> _SET EXERCISE_: Copy every item below word for word, leaving the pictures out of your answer.
[Start RECORDS FOR PROCESSING]
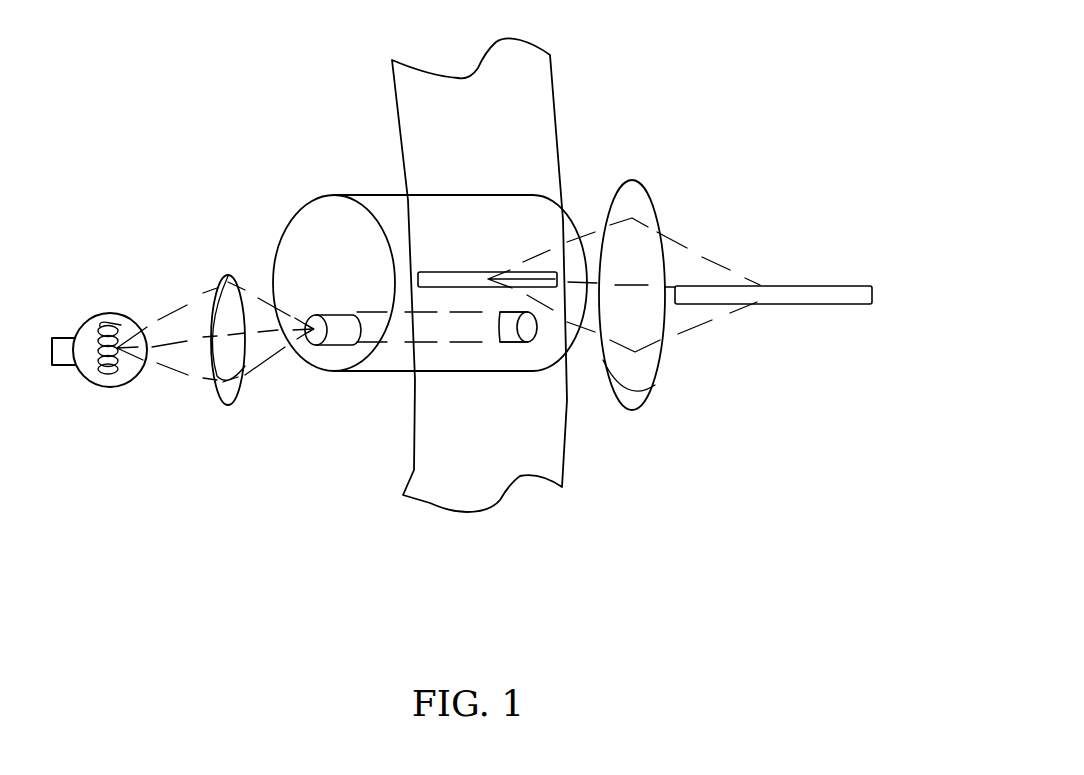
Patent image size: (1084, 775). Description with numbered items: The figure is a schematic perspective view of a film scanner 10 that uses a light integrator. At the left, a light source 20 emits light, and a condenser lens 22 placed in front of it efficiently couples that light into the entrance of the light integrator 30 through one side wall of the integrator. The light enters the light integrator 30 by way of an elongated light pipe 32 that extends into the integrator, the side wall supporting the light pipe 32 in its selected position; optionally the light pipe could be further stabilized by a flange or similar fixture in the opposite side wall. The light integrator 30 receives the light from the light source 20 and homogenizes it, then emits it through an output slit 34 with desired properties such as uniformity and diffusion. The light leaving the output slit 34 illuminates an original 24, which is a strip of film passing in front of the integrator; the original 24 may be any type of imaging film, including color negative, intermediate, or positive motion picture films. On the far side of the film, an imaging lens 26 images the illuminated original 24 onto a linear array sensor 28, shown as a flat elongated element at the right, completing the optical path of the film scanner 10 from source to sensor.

The film scanner 10 is at (674, 96).
The light source 20 is at (105, 387).
The condenser lens 22 is at (228, 405).
The original 24 is at (430, 503).
The imaging lens 26 is at (630, 409).
The linear array sensor 28 is at (787, 305).
The light integrator 30 is at (338, 371).
The light pipe 32 is at (305, 310).
The output slit 34 is at (465, 272).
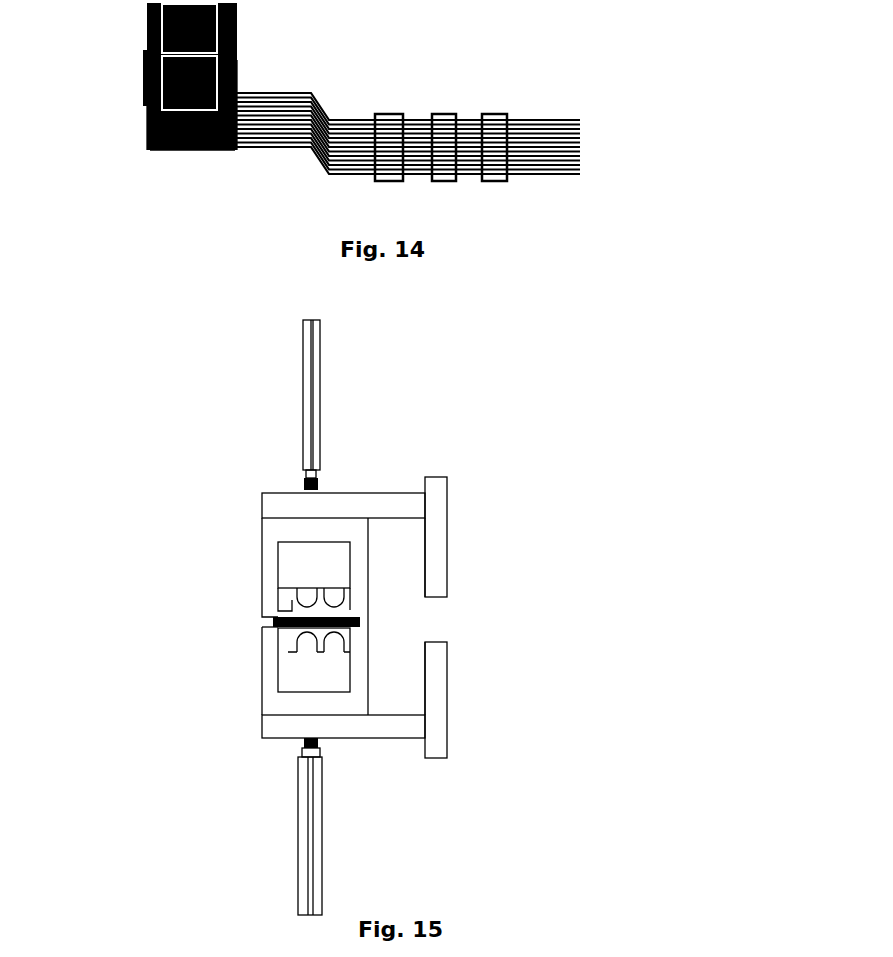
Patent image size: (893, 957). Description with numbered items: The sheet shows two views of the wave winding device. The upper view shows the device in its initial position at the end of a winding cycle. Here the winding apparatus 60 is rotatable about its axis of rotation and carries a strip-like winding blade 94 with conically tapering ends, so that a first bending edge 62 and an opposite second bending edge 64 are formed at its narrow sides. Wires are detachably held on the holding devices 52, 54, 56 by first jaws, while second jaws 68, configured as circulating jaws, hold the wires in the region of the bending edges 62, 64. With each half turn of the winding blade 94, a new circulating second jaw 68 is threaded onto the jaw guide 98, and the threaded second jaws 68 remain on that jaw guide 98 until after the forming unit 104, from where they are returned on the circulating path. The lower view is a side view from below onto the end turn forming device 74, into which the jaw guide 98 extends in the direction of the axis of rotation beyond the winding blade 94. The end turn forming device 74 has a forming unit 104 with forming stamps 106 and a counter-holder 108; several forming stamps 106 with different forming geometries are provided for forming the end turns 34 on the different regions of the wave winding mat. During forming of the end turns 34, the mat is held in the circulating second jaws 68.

In FIG. 15, the end turns 34 is at (277, 620).
In FIG. 14, the holding device 52 is at (495, 183).
In FIG. 14, the holding device 54 is at (445, 183).
In FIG. 14, the holding device 56 is at (387, 183).
In FIG. 14, the winding apparatus 60 is at (140, 124).
In FIG. 14, the first bending edge 62 is at (140, 147).
In FIG. 14, the second bending edge 64 is at (233, 152).
In FIG. 14, the second jaw 68 is at (145, 28).
In FIG. 15, the second jaw 68 is at (315, 592).
In FIG. 15, the end turn forming device 74 is at (435, 612).
In FIG. 14, the winding blade 94 is at (183, 152).
In FIG. 15, the jaw guide 98 is at (325, 547).
In FIG. 15, the forming unit 104 is at (552, 494).
In FIG. 15, the forming stamp 106 is at (265, 593).
In FIG. 15, the counter-holder 108 is at (360, 682).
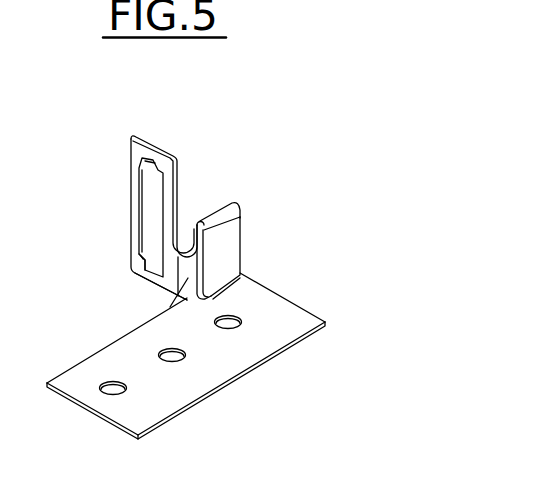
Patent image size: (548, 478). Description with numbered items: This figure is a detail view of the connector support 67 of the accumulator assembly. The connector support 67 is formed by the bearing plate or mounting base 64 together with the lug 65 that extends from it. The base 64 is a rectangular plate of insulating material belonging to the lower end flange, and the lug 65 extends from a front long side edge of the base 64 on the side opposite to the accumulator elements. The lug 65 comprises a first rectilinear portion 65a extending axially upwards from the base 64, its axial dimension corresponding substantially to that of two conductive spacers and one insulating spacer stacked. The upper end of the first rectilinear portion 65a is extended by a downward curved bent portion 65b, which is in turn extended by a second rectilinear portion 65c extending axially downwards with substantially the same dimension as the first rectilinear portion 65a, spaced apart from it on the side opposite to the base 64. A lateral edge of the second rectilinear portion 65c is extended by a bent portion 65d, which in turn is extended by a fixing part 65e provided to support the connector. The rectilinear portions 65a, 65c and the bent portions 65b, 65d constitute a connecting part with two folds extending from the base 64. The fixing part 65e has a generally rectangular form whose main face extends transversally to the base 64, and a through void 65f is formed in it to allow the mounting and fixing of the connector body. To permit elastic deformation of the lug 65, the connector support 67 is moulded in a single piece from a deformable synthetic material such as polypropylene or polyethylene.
[End RECORDS FOR PROCESSING]
> _SOLUTION_:
Patent image size: (1084, 775). Description with numbered items: The figure is a schematic perspective view of a film scanner 10 that uses a light integrator. At the left, a light source 20 emits light, and a condenser lens 22 placed in front of it efficiently couples that light into the entrance of the light integrator 30 through one side wall of the integrator. The light enters the light integrator 30 by way of an elongated light pipe 32 that extends into the integrator, the side wall supporting the light pipe 32 in its selected position; optionally the light pipe could be further stabilized by a flange or similar fixture in the opposite side wall. The light integrator 30 receives the light from the light source 20 and homogenizes it, then emits it through an output slit 34 with desired properties such as uniformity and diffusion. The light leaving the output slit 34 illuminates an original 24, which is a strip of film passing in front of the integrator; the original 24 may be any type of imaging film, including color negative, intermediate, or positive motion picture films. On the far side of the film, an imaging lens 26 images the illuminated original 24 onto a linear array sensor 28, shown as a flat elongated element at the right, completing the optical path of the film scanner 10 from source to sensor.

The film scanner 10 is at (674, 96).
The light source 20 is at (105, 387).
The condenser lens 22 is at (228, 405).
The original 24 is at (430, 503).
The imaging lens 26 is at (630, 409).
The linear array sensor 28 is at (787, 305).
The light integrator 30 is at (338, 371).
The light pipe 32 is at (305, 310).
The output slit 34 is at (465, 272).
Patent image size: (893, 957). Description with numbered items: The sheet shows two views of the wave winding device. The upper view shows the device in its initial position at the end of a winding cycle. Here the winding apparatus 60 is rotatable about its axis of rotation and carries a strip-like winding blade 94 with conically tapering ends, so that a first bending edge 62 and an opposite second bending edge 64 are formed at its narrow sides. Wires are detachably held on the holding devices 52, 54, 56 by first jaws, while second jaws 68, configured as circulating jaws, hold the wires in the region of the bending edges 62, 64. With each half turn of the winding blade 94, a new circulating second jaw 68 is threaded onto the jaw guide 98, and the threaded second jaws 68 remain on that jaw guide 98 until after the forming unit 104, from where they are returned on the circulating path. The lower view is a side view from below onto the end turn forming device 74, into which the jaw guide 98 extends in the direction of the axis of rotation beyond the winding blade 94. The end turn forming device 74 has a forming unit 104 with forming stamps 106 and a counter-holder 108; several forming stamps 106 with different forming geometries are provided for forming the end turns 34 on the different regions of the wave winding mat. During forming of the end turns 34, the mat is held in the circulating second jaws 68.

In FIG. 15, the end turns 34 is at (277, 620).
In FIG. 14, the holding device 52 is at (495, 183).
In FIG. 14, the holding device 54 is at (445, 183).
In FIG. 14, the holding device 56 is at (387, 183).
In FIG. 14, the winding apparatus 60 is at (140, 124).
In FIG. 14, the first bending edge 62 is at (140, 147).
In FIG. 14, the second bending edge 64 is at (233, 152).
In FIG. 14, the second jaw 68 is at (145, 28).
In FIG. 15, the second jaw 68 is at (315, 592).
In FIG. 15, the end turn forming device 74 is at (435, 612).
In FIG. 14, the winding blade 94 is at (183, 152).
In FIG. 15, the jaw guide 98 is at (325, 547).
In FIG. 15, the forming unit 104 is at (552, 494).
In FIG. 15, the forming stamp 106 is at (265, 593).
In FIG. 15, the counter-holder 108 is at (360, 682).
Patent image size: (548, 478). Description with numbered items: This figure is a detail view of the connector support 67 of the accumulator assembly. The connector support 67 is formed by the bearing plate or mounting base 64 together with the lug 65 that extends from it. The base 64 is a rectangular plate of insulating material belonging to the lower end flange, and the lug 65 extends from a front long side edge of the base 64 on the side opposite to the accumulator elements. The lug 65 comprises a first rectilinear portion 65a extending axially upwards from the base 64, its axial dimension corresponding substantially to that of two conductive spacers and one insulating spacer stacked. The upper end of the first rectilinear portion 65a is extended by a downward curved bent portion 65b, which is in turn extended by a second rectilinear portion 65c extending axially downwards with substantially the same dimension as the first rectilinear portion 65a, spaced apart from it on the side opposite to the base 64. A lateral edge of the second rectilinear portion 65c is extended by a bent portion 65d, which in turn is extended by a fixing part 65e provided to support the connector. The rectilinear portions 65a, 65c and the bent portions 65b, 65d constitute a connecting part with two folds extending from the base 64. The fixing part 65e has a generally rectangular form whose main face extends transversally to the base 64, and a through void 65f is formed in it to allow the mounting and fixing of the connector body. To permit elastic deformation of the lug 65, the connector support 67 is moulded in a single piece from a deformable synthetic material such as polypropylene or polyethylene.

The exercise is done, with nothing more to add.